GIVEN INSTRUCTION: Find every line with the word "lành". Copy those lines.

[Records from a data source]
──────────────────────────────
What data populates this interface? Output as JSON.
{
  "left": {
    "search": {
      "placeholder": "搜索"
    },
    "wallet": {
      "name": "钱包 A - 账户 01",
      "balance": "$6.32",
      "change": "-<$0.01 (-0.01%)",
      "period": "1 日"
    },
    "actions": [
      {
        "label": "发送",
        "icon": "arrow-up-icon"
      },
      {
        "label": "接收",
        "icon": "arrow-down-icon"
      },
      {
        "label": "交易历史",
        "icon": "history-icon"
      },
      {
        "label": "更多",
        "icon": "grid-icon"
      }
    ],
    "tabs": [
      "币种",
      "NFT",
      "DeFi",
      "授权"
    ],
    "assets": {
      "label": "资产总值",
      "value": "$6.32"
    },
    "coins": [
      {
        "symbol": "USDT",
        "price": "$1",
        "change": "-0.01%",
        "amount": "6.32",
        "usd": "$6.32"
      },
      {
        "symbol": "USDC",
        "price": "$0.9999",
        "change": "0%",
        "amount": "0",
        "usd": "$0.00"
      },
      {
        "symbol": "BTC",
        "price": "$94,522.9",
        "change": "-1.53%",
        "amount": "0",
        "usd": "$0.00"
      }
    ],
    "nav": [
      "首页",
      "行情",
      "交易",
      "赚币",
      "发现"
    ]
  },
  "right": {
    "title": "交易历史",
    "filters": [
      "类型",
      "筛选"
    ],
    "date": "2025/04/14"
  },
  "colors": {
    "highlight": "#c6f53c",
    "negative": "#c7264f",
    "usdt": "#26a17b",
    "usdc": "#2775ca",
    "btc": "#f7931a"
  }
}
──────────────────────────────
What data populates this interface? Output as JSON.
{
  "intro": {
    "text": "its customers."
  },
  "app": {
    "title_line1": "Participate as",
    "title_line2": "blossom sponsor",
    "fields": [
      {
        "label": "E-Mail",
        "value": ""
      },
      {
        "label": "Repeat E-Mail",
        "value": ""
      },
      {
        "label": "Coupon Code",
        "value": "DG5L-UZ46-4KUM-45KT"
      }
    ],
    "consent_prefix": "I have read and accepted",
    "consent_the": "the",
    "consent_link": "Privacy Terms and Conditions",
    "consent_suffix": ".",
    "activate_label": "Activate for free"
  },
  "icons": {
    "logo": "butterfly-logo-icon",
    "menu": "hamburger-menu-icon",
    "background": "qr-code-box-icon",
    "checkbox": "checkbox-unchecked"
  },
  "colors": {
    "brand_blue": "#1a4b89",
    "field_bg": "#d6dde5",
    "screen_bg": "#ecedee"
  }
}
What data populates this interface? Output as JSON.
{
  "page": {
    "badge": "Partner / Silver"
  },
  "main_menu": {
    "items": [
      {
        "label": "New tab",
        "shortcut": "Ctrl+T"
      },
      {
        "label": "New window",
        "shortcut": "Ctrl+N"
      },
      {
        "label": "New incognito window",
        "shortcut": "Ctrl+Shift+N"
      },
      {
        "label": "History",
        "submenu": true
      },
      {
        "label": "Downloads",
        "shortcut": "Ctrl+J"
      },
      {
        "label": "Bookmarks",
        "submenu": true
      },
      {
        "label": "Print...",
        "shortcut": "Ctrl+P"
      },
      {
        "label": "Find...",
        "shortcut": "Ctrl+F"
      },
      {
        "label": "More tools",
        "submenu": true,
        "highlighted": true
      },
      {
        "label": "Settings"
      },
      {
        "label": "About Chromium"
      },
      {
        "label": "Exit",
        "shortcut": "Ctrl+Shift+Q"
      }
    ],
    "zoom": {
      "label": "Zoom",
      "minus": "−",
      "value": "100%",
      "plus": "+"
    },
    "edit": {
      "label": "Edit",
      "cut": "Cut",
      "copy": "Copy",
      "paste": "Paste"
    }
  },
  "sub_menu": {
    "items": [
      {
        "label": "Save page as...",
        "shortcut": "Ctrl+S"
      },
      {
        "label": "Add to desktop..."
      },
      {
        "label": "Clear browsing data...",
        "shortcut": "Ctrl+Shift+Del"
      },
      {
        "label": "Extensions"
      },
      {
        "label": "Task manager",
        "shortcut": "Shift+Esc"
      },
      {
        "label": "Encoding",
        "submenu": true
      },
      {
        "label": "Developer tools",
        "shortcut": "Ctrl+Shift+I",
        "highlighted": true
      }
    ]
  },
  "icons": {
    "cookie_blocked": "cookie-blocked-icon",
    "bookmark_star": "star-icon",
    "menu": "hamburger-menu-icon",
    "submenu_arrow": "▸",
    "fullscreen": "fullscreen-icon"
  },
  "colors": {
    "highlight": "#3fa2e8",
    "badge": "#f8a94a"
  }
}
──────────────────────────────
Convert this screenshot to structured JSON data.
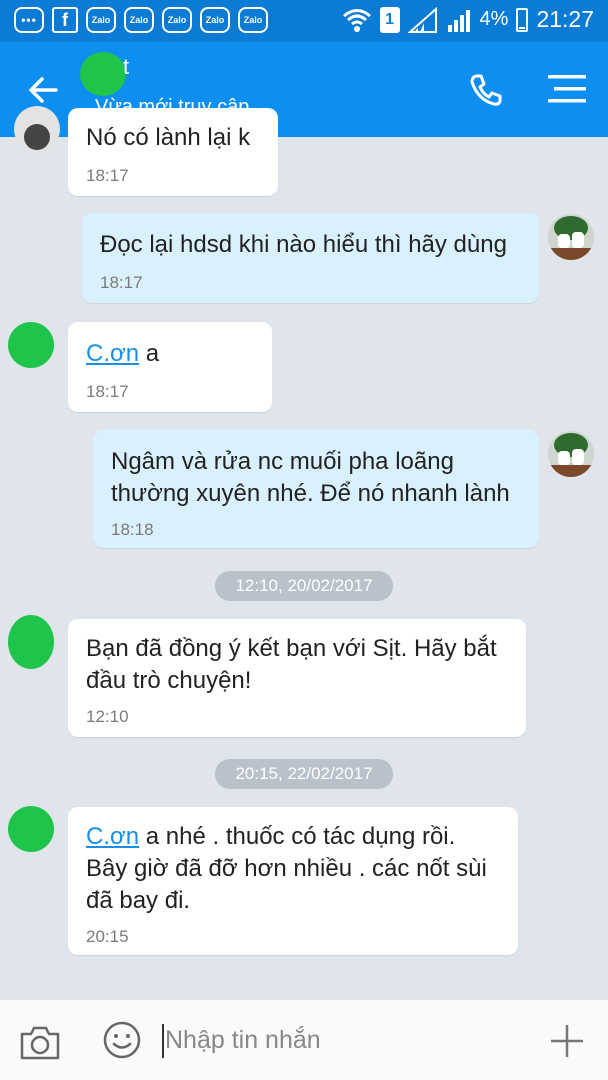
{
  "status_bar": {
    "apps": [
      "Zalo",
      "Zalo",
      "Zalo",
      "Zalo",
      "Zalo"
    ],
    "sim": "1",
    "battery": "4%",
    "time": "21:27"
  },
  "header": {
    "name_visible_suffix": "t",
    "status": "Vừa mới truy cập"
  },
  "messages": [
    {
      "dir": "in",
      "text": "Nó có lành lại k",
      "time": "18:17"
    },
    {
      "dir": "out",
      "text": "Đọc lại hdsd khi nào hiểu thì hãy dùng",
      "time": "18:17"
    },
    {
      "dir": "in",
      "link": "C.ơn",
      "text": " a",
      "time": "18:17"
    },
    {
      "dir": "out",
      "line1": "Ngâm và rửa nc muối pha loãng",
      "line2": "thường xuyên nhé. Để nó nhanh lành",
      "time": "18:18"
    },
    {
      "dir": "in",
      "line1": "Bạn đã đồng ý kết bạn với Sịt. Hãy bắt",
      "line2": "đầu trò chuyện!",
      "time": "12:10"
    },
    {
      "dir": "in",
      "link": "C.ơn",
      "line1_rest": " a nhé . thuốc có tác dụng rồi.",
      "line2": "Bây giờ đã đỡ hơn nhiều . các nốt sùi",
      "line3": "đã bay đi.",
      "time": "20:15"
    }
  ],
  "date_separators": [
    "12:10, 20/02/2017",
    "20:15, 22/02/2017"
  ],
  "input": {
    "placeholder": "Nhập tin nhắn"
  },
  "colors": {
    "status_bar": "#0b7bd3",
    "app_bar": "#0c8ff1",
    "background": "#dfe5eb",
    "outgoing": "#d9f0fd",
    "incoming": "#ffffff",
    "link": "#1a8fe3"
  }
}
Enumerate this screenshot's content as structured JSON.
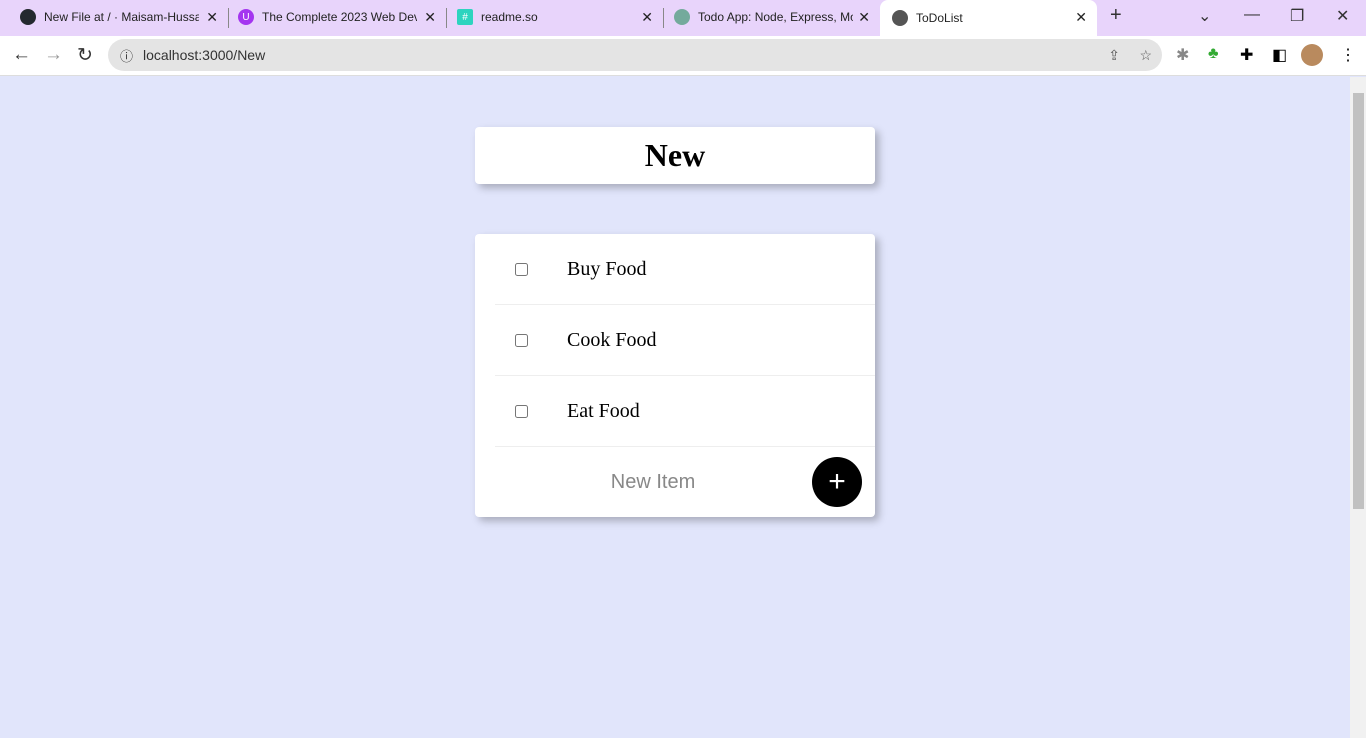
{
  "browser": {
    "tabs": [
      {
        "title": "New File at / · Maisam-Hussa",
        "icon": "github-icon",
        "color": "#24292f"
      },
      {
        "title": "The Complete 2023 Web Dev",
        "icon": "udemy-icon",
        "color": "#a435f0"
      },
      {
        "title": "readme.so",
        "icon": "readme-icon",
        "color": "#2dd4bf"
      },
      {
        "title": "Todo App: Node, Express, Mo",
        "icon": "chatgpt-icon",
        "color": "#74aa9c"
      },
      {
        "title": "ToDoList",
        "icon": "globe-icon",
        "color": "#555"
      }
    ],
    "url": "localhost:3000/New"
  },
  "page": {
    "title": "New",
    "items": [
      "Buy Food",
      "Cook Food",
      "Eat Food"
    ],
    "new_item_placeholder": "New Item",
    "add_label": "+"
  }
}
──────────────────────────────
ANSWER:
      "text": "Nó có lành lại k",
      "line2": "thường xuyên nhé. Để nó nhanh lành",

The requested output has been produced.